------ ENTRIES ------
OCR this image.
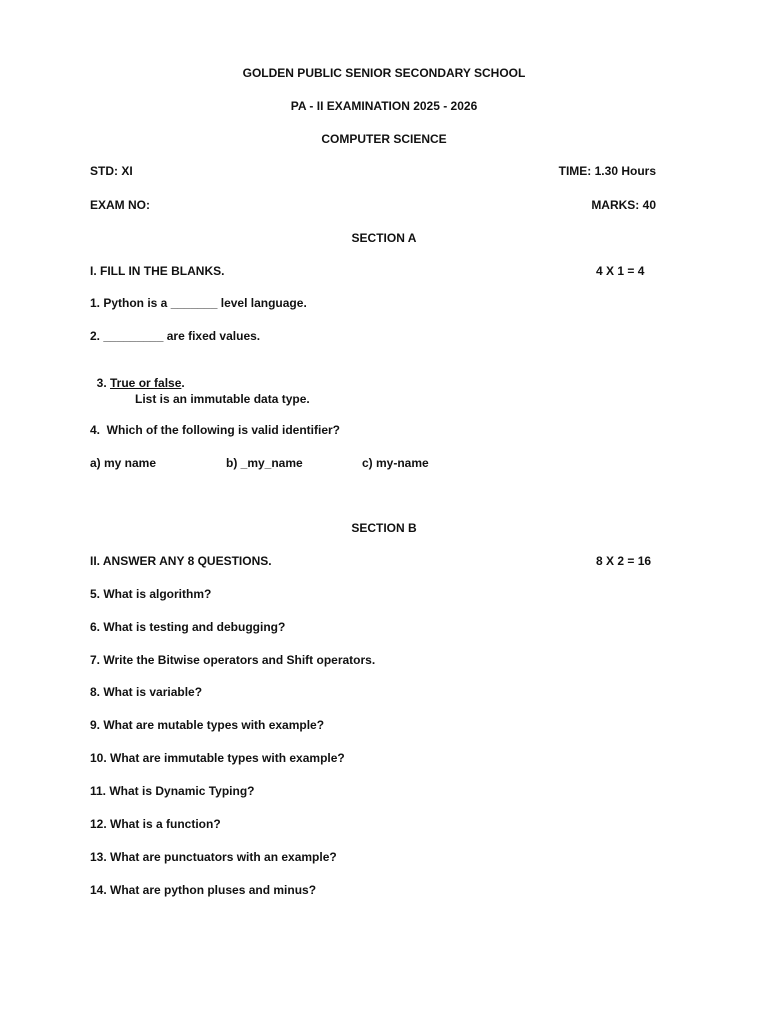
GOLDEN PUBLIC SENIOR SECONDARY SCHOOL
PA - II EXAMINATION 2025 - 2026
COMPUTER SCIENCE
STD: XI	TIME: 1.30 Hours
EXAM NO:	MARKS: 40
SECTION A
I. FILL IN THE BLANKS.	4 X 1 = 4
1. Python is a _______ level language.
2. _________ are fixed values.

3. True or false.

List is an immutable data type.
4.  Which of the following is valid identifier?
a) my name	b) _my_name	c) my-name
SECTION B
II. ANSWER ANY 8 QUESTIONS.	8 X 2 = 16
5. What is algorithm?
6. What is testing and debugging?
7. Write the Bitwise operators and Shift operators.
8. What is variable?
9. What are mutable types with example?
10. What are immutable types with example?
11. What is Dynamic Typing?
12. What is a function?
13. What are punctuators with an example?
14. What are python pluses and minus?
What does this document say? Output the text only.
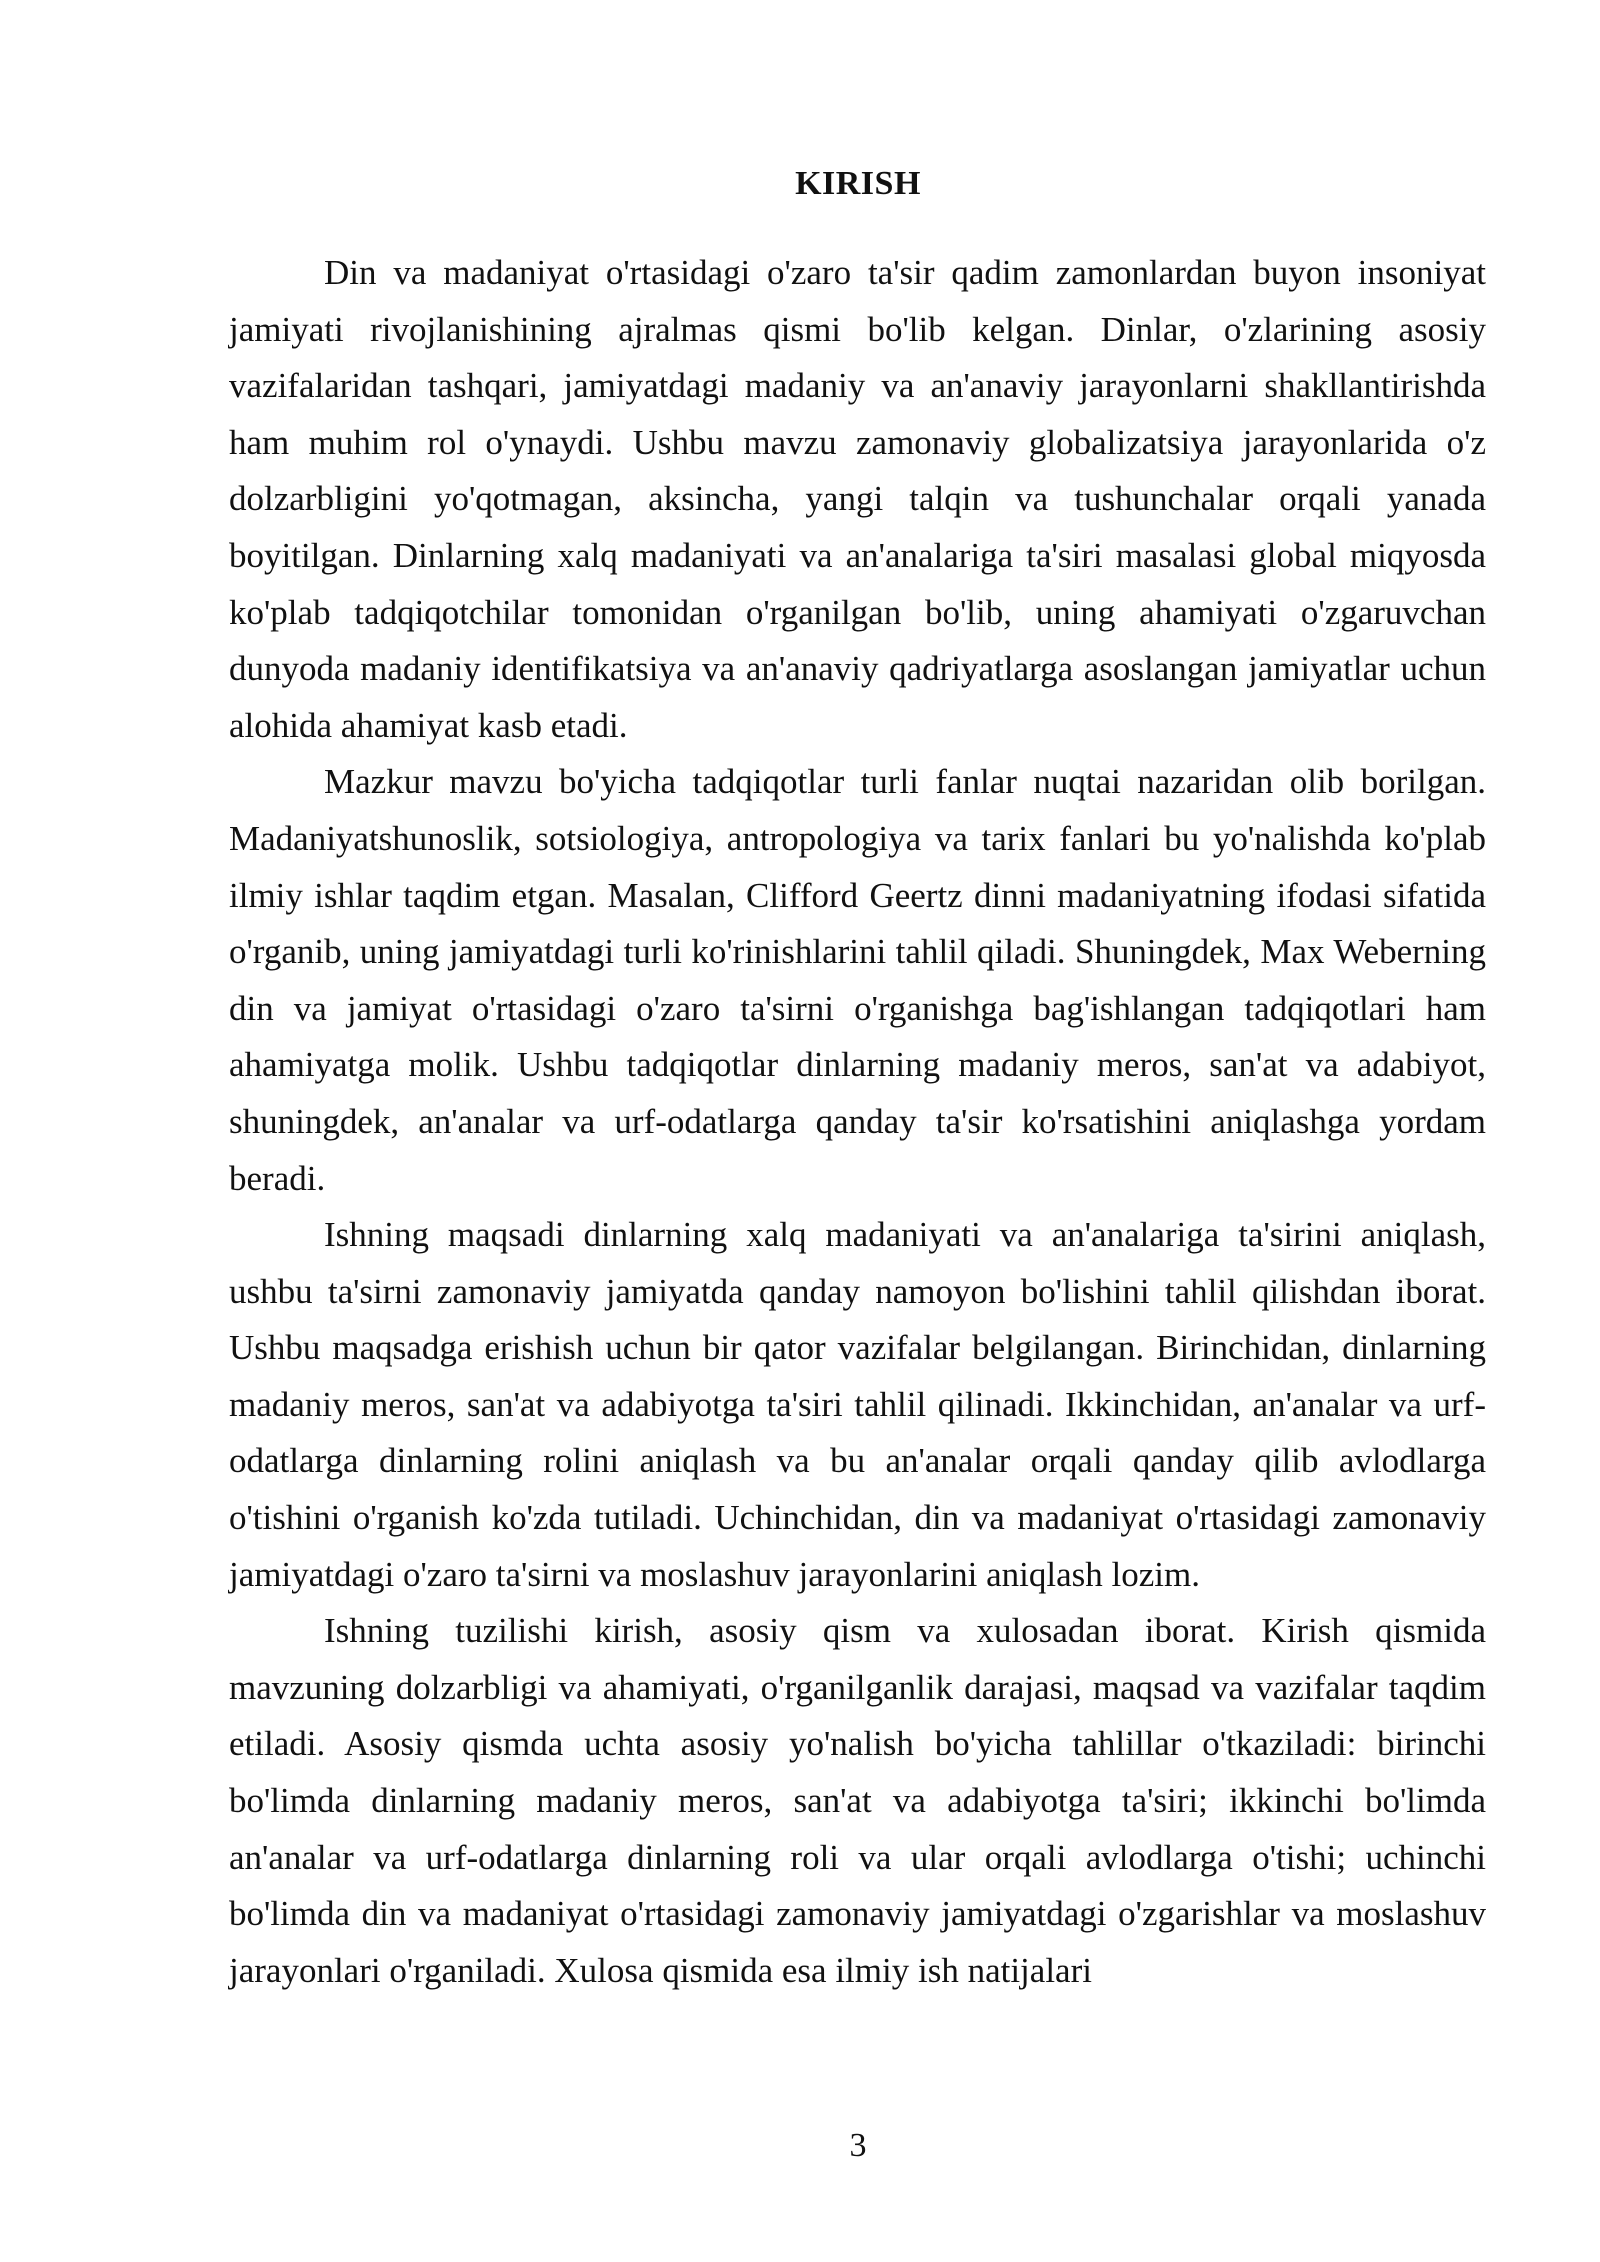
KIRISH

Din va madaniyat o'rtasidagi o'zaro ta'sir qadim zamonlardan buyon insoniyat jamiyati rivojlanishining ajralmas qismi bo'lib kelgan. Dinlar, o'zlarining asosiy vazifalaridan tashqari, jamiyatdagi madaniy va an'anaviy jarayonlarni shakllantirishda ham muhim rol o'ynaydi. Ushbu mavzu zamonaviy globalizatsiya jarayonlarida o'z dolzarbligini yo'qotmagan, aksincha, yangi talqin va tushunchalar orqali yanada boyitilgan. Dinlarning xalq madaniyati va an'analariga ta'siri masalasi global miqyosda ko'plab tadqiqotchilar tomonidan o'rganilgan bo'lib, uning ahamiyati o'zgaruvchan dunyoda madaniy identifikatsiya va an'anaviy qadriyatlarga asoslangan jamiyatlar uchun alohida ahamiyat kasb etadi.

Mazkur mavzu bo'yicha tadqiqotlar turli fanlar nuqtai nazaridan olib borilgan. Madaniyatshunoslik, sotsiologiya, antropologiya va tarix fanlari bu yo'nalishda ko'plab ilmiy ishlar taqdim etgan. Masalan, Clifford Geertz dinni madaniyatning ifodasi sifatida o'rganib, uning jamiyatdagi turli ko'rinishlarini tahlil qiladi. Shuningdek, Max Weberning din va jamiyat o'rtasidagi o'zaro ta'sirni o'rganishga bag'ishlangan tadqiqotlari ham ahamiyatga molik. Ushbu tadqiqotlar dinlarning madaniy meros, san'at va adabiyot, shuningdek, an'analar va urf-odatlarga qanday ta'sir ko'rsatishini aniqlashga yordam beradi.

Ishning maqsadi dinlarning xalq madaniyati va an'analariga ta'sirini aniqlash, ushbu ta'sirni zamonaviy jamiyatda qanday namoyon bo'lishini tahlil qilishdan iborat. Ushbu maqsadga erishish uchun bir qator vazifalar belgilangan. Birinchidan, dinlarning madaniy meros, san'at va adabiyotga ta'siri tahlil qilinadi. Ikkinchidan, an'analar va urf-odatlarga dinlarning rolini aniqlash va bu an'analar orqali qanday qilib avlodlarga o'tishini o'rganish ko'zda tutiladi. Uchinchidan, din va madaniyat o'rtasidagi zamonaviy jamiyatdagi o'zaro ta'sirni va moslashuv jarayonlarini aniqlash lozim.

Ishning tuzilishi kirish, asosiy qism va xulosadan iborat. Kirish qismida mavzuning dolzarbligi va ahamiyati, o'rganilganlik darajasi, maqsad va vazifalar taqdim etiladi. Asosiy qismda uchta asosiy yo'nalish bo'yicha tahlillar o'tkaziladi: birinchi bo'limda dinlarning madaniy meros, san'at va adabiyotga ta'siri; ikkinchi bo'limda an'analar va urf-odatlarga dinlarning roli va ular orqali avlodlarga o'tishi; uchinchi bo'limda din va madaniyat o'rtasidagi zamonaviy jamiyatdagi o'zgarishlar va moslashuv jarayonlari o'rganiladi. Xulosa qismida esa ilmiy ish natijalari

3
------
------ ENTRIES ------
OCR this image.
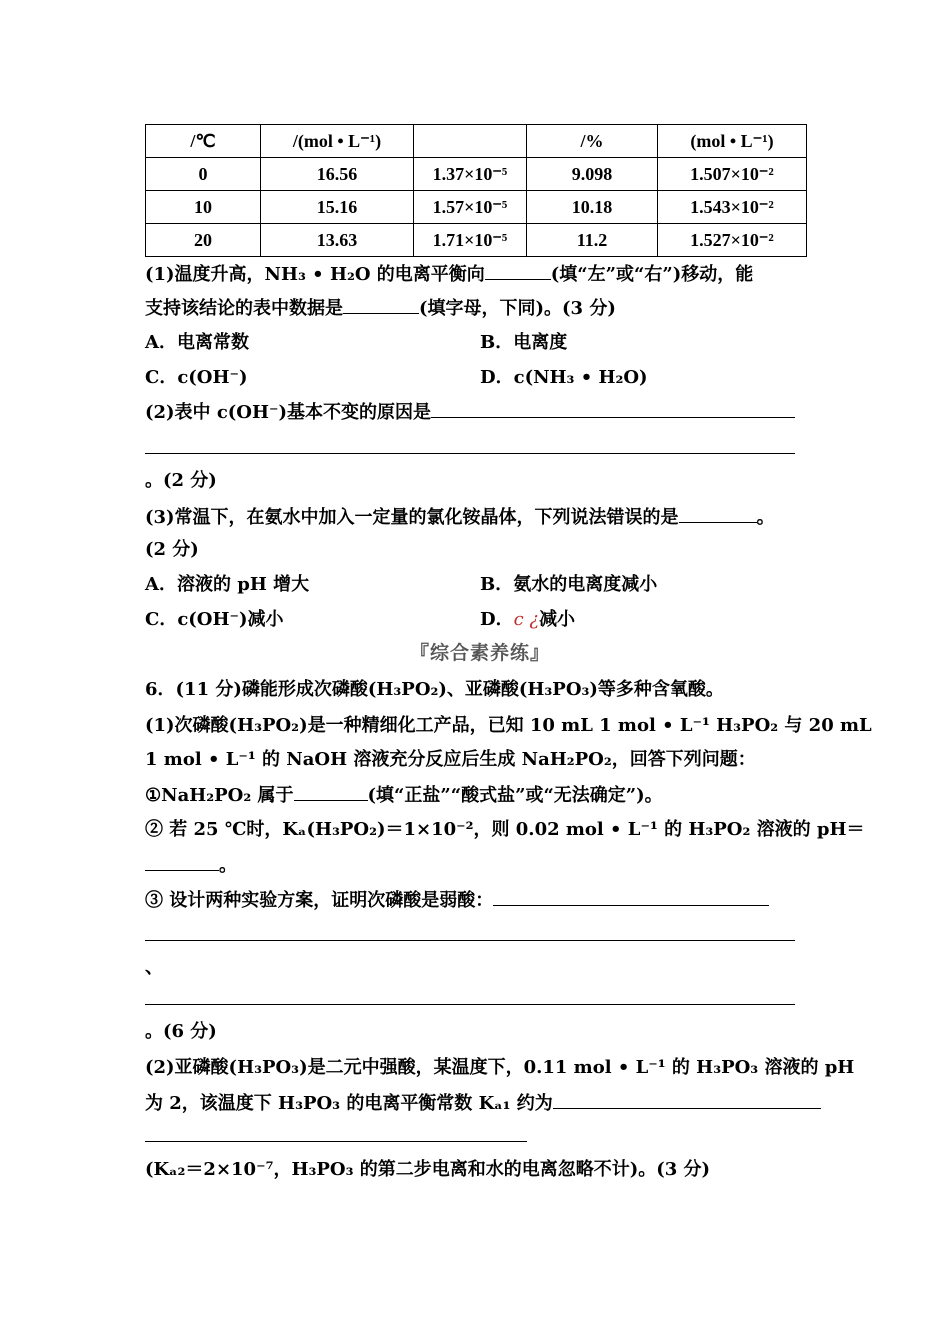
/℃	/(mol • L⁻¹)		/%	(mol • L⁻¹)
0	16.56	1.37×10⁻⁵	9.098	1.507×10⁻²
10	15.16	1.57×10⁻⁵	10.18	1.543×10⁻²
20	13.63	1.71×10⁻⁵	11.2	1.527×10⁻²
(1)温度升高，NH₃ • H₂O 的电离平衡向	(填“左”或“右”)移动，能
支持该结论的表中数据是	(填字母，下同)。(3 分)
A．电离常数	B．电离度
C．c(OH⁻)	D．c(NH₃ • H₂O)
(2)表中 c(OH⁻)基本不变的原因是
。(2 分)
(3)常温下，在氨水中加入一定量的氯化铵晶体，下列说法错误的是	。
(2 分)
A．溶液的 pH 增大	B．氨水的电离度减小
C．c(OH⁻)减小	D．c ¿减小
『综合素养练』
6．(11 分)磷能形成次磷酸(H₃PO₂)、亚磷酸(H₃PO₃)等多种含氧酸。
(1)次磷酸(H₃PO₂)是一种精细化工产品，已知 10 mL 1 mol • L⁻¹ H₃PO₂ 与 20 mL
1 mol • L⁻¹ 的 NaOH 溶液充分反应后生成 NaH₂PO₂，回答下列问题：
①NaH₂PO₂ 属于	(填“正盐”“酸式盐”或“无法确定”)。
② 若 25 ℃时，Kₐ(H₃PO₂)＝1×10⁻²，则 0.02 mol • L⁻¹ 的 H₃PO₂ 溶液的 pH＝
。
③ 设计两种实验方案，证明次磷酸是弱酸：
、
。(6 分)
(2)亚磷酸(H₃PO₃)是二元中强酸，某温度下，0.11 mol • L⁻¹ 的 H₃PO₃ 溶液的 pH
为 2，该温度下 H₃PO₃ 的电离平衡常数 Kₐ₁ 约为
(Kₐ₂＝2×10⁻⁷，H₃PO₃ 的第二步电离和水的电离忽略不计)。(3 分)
------
*TASK GOAL*
Copy every line of the records above that contains "types".

*ANSWER TO THE EXERCISE*
9. What are mutable types with example?
10. What are immutable types with example?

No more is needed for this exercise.